WHAT IS EXPECTED: Give the data a second time, exactly and in full.
-- start --
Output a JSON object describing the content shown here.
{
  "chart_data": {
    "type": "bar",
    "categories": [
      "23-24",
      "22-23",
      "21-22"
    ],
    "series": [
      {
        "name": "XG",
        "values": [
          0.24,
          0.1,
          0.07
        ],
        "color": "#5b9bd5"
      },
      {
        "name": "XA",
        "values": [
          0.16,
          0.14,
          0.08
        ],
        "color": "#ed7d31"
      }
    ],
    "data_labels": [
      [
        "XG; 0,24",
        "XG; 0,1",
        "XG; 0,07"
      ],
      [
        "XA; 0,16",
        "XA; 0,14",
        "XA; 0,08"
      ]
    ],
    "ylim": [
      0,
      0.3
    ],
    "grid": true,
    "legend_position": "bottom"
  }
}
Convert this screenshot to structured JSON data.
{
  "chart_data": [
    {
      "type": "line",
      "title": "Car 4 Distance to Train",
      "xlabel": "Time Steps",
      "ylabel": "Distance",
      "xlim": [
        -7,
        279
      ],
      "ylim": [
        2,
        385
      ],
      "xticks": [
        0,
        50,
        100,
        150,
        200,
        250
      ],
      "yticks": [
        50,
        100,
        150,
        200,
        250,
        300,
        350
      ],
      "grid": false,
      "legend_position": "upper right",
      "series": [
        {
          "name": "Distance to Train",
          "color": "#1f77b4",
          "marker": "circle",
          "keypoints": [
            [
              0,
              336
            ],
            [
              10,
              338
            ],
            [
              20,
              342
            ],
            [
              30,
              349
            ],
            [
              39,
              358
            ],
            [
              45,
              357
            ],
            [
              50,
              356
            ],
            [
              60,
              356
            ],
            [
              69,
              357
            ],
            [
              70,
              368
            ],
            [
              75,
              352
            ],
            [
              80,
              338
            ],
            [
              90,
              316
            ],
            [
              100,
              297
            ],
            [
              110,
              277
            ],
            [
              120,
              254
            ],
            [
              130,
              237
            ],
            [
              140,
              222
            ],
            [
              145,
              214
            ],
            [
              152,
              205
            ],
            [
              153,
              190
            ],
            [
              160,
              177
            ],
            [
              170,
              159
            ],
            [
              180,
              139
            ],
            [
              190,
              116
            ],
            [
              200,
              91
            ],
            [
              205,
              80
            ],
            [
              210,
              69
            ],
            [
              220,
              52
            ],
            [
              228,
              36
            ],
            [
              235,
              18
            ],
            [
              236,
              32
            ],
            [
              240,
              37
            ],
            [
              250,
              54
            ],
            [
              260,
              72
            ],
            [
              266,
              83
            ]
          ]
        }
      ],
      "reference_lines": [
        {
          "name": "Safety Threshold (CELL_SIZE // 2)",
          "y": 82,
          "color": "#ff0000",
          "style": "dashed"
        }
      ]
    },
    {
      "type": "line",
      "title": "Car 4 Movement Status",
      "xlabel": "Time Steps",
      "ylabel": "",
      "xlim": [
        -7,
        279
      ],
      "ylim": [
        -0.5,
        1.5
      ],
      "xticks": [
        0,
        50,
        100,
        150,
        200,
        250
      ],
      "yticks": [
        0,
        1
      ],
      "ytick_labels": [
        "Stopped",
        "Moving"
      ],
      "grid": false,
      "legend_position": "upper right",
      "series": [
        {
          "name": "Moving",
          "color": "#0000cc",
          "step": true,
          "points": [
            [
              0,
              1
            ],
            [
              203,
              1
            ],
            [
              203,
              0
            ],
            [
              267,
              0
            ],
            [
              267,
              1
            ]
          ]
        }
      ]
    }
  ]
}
-- end --
ANSWER IN FULL:
Output a JSON object describing the content shown here.
{
  "chart_data": {
    "type": "bar",
    "categories": [
      "23-24",
      "22-23",
      "21-22"
    ],
    "series": [
      {
        "name": "XG",
        "values": [
          0.24,
          0.1,
          0.07
        ],
        "color": "#5b9bd5"
      },
      {
        "name": "XA",
        "values": [
          0.16,
          0.14,
          0.08
        ],
        "color": "#ed7d31"
      }
    ],
    "data_labels": [
      [
        "XG; 0,24",
        "XG; 0,1",
        "XG; 0,07"
      ],
      [
        "XA; 0,16",
        "XA; 0,14",
        "XA; 0,08"
      ]
    ],
    "ylim": [
      0,
      0.3
    ],
    "grid": true,
    "legend_position": "bottom"
  }
}
Convert this screenshot to structured JSON data.
{
  "chart_data": [
    {
      "type": "line",
      "title": "Car 4 Distance to Train",
      "xlabel": "Time Steps",
      "ylabel": "Distance",
      "xlim": [
        -7,
        279
      ],
      "ylim": [
        2,
        385
      ],
      "xticks": [
        0,
        50,
        100,
        150,
        200,
        250
      ],
      "yticks": [
        50,
        100,
        150,
        200,
        250,
        300,
        350
      ],
      "grid": false,
      "legend_position": "upper right",
      "series": [
        {
          "name": "Distance to Train",
          "color": "#1f77b4",
          "marker": "circle",
          "keypoints": [
            [
              0,
              336
            ],
            [
              10,
              338
            ],
            [
              20,
              342
            ],
            [
              30,
              349
            ],
            [
              39,
              358
            ],
            [
              45,
              357
            ],
            [
              50,
              356
            ],
            [
              60,
              356
            ],
            [
              69,
              357
            ],
            [
              70,
              368
            ],
            [
              75,
              352
            ],
            [
              80,
              338
            ],
            [
              90,
              316
            ],
            [
              100,
              297
            ],
            [
              110,
              277
            ],
            [
              120,
              254
            ],
            [
              130,
              237
            ],
            [
              140,
              222
            ],
            [
              145,
              214
            ],
            [
              152,
              205
            ],
            [
              153,
              190
            ],
            [
              160,
              177
            ],
            [
              170,
              159
            ],
            [
              180,
              139
            ],
            [
              190,
              116
            ],
            [
              200,
              91
            ],
            [
              205,
              80
            ],
            [
              210,
              69
            ],
            [
              220,
              52
            ],
            [
              228,
              36
            ],
            [
              235,
              18
            ],
            [
              236,
              32
            ],
            [
              240,
              37
            ],
            [
              250,
              54
            ],
            [
              260,
              72
            ],
            [
              266,
              83
            ]
          ]
        }
      ],
      "reference_lines": [
        {
          "name": "Safety Threshold (CELL_SIZE // 2)",
          "y": 82,
          "color": "#ff0000",
          "style": "dashed"
        }
      ]
    },
    {
      "type": "line",
      "title": "Car 4 Movement Status",
      "xlabel": "Time Steps",
      "ylabel": "",
      "xlim": [
        -7,
        279
      ],
      "ylim": [
        -0.5,
        1.5
      ],
      "xticks": [
        0,
        50,
        100,
        150,
        200,
        250
      ],
      "yticks": [
        0,
        1
      ],
      "ytick_labels": [
        "Stopped",
        "Moving"
      ],
      "grid": false,
      "legend_position": "upper right",
      "series": [
        {
          "name": "Moving",
          "color": "#0000cc",
          "step": true,
          "points": [
            [
              0,
              1
            ],
            [
              203,
              1
            ],
            [
              203,
              0
            ],
            [
              267,
              0
            ],
            [
              267,
              1
            ]
          ]
        }
      ]
    }
  ]
}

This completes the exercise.